Reproduce all entries precisely as they are written.
═════ DATA SUPPLIED
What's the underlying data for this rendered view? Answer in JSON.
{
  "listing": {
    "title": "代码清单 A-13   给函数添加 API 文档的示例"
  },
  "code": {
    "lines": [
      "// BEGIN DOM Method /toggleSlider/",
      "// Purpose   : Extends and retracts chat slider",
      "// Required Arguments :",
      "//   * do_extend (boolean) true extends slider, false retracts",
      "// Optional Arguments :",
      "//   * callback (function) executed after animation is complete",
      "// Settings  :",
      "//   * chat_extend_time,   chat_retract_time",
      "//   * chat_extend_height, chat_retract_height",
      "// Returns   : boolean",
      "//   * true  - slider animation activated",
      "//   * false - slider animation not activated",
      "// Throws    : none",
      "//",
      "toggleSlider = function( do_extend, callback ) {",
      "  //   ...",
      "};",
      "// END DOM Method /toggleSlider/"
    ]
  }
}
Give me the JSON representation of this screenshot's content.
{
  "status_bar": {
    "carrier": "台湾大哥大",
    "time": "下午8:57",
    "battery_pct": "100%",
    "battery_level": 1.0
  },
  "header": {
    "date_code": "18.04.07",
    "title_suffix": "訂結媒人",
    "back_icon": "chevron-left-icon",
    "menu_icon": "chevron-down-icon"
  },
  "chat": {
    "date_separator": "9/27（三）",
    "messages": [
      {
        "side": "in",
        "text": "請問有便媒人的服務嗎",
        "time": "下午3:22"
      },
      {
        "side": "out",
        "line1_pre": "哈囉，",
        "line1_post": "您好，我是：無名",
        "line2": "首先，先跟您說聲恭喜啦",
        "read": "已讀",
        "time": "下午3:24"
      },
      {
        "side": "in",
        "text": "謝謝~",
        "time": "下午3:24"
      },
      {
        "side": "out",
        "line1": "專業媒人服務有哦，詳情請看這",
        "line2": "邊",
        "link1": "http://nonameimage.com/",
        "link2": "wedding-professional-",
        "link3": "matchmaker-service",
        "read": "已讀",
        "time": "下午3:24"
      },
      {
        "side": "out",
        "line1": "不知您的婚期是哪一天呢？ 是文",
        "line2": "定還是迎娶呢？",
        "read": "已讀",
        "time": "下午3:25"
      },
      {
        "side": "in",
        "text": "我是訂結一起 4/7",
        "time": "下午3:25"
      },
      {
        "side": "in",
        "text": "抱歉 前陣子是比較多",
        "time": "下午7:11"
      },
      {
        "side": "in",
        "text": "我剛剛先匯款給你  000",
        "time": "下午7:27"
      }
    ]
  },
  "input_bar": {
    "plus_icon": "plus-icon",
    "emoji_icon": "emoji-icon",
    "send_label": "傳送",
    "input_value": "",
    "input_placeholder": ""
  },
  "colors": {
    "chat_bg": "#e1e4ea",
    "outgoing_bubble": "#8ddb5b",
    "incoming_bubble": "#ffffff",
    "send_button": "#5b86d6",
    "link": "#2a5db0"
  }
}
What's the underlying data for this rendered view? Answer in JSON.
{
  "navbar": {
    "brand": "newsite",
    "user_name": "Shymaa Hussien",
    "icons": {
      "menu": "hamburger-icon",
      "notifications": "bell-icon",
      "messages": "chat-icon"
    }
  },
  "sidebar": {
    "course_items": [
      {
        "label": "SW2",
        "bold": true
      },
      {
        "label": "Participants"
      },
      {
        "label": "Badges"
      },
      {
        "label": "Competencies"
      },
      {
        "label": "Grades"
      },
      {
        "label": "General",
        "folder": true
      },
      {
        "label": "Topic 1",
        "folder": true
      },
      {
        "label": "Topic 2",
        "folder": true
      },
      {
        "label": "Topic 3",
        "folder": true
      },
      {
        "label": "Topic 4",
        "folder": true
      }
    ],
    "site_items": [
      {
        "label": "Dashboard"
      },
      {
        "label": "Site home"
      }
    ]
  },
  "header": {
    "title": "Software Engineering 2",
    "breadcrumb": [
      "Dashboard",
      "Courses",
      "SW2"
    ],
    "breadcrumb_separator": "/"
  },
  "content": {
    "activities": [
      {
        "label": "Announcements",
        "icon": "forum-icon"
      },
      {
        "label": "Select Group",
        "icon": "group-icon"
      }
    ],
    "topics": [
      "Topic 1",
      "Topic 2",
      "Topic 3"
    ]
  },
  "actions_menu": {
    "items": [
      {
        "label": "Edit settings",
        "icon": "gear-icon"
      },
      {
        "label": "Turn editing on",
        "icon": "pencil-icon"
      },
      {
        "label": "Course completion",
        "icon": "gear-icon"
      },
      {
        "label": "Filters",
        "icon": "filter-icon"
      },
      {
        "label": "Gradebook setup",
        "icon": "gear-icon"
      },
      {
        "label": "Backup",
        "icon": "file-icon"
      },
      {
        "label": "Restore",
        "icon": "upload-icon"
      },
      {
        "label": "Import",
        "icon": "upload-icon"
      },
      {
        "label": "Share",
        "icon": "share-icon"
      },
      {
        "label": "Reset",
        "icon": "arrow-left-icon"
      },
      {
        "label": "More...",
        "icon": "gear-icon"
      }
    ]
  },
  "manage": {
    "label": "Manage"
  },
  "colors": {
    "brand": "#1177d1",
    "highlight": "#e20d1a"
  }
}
══════════
### EXERCISE OUTPUT
What's the underlying data for this rendered view? Answer in JSON.
{
  "listing": {
    "title": "代码清单 A-13   给函数添加 API 文档的示例"
  },
  "code": {
    "lines": [
      "// BEGIN DOM Method /toggleSlider/",
      "// Purpose   : Extends and retracts chat slider",
      "// Required Arguments :",
      "//   * do_extend (boolean) true extends slider, false retracts",
      "// Optional Arguments :",
      "//   * callback (function) executed after animation is complete",
      "// Settings  :",
      "//   * chat_extend_time,   chat_retract_time",
      "//   * chat_extend_height, chat_retract_height",
      "// Returns   : boolean",
      "//   * true  - slider animation activated",
      "//   * false - slider animation not activated",
      "// Throws    : none",
      "//",
      "toggleSlider = function( do_extend, callback ) {",
      "  //   ...",
      "};",
      "// END DOM Method /toggleSlider/"
    ]
  }
}
Give me the JSON representation of this screenshot's content.
{
  "status_bar": {
    "carrier": "台湾大哥大",
    "time": "下午8:57",
    "battery_pct": "100%",
    "battery_level": 1.0
  },
  "header": {
    "date_code": "18.04.07",
    "title_suffix": "訂結媒人",
    "back_icon": "chevron-left-icon",
    "menu_icon": "chevron-down-icon"
  },
  "chat": {
    "date_separator": "9/27（三）",
    "messages": [
      {
        "side": "in",
        "text": "請問有便媒人的服務嗎",
        "time": "下午3:22"
      },
      {
        "side": "out",
        "line1_pre": "哈囉，",
        "line1_post": "您好，我是：無名",
        "line2": "首先，先跟您說聲恭喜啦",
        "read": "已讀",
        "time": "下午3:24"
      },
      {
        "side": "in",
        "text": "謝謝~",
        "time": "下午3:24"
      },
      {
        "side": "out",
        "line1": "專業媒人服務有哦，詳情請看這",
        "line2": "邊",
        "link1": "http://nonameimage.com/",
        "link2": "wedding-professional-",
        "link3": "matchmaker-service",
        "read": "已讀",
        "time": "下午3:24"
      },
      {
        "side": "out",
        "line1": "不知您的婚期是哪一天呢？ 是文",
        "line2": "定還是迎娶呢？",
        "read": "已讀",
        "time": "下午3:25"
      },
      {
        "side": "in",
        "text": "我是訂結一起 4/7",
        "time": "下午3:25"
      },
      {
        "side": "in",
        "text": "抱歉 前陣子是比較多",
        "time": "下午7:11"
      },
      {
        "side": "in",
        "text": "我剛剛先匯款給你  000",
        "time": "下午7:27"
      }
    ]
  },
  "input_bar": {
    "plus_icon": "plus-icon",
    "emoji_icon": "emoji-icon",
    "send_label": "傳送",
    "input_value": "",
    "input_placeholder": ""
  },
  "colors": {
    "chat_bg": "#e1e4ea",
    "outgoing_bubble": "#8ddb5b",
    "incoming_bubble": "#ffffff",
    "send_button": "#5b86d6",
    "link": "#2a5db0"
  }
}
What's the underlying data for this rendered view? Answer in JSON.
{
  "navbar": {
    "brand": "newsite",
    "user_name": "Shymaa Hussien",
    "icons": {
      "menu": "hamburger-icon",
      "notifications": "bell-icon",
      "messages": "chat-icon"
    }
  },
  "sidebar": {
    "course_items": [
      {
        "label": "SW2",
        "bold": true
      },
      {
        "label": "Participants"
      },
      {
        "label": "Badges"
      },
      {
        "label": "Competencies"
      },
      {
        "label": "Grades"
      },
      {
        "label": "General",
        "folder": true
      },
      {
        "label": "Topic 1",
        "folder": true
      },
      {
        "label": "Topic 2",
        "folder": true
      },
      {
        "label": "Topic 3",
        "folder": true
      },
      {
        "label": "Topic 4",
        "folder": true
      }
    ],
    "site_items": [
      {
        "label": "Dashboard"
      },
      {
        "label": "Site home"
      }
    ]
  },
  "header": {
    "title": "Software Engineering 2",
    "breadcrumb": [
      "Dashboard",
      "Courses",
      "SW2"
    ],
    "breadcrumb_separator": "/"
  },
  "content": {
    "activities": [
      {
        "label": "Announcements",
        "icon": "forum-icon"
      },
      {
        "label": "Select Group",
        "icon": "group-icon"
      }
    ],
    "topics": [
      "Topic 1",
      "Topic 2",
      "Topic 3"
    ]
  },
  "actions_menu": {
    "items": [
      {
        "label": "Edit settings",
        "icon": "gear-icon"
      },
      {
        "label": "Turn editing on",
        "icon": "pencil-icon"
      },
      {
        "label": "Course completion",
        "icon": "gear-icon"
      },
      {
        "label": "Filters",
        "icon": "filter-icon"
      },
      {
        "label": "Gradebook setup",
        "icon": "gear-icon"
      },
      {
        "label": "Backup",
        "icon": "file-icon"
      },
      {
        "label": "Restore",
        "icon": "upload-icon"
      },
      {
        "label": "Import",
        "icon": "upload-icon"
      },
      {
        "label": "Share",
        "icon": "share-icon"
      },
      {
        "label": "Reset",
        "icon": "arrow-left-icon"
      },
      {
        "label": "More...",
        "icon": "gear-icon"
      }
    ]
  },
  "manage": {
    "label": "Manage"
  },
  "colors": {
    "brand": "#1177d1",
    "highlight": "#e20d1a"
  }
}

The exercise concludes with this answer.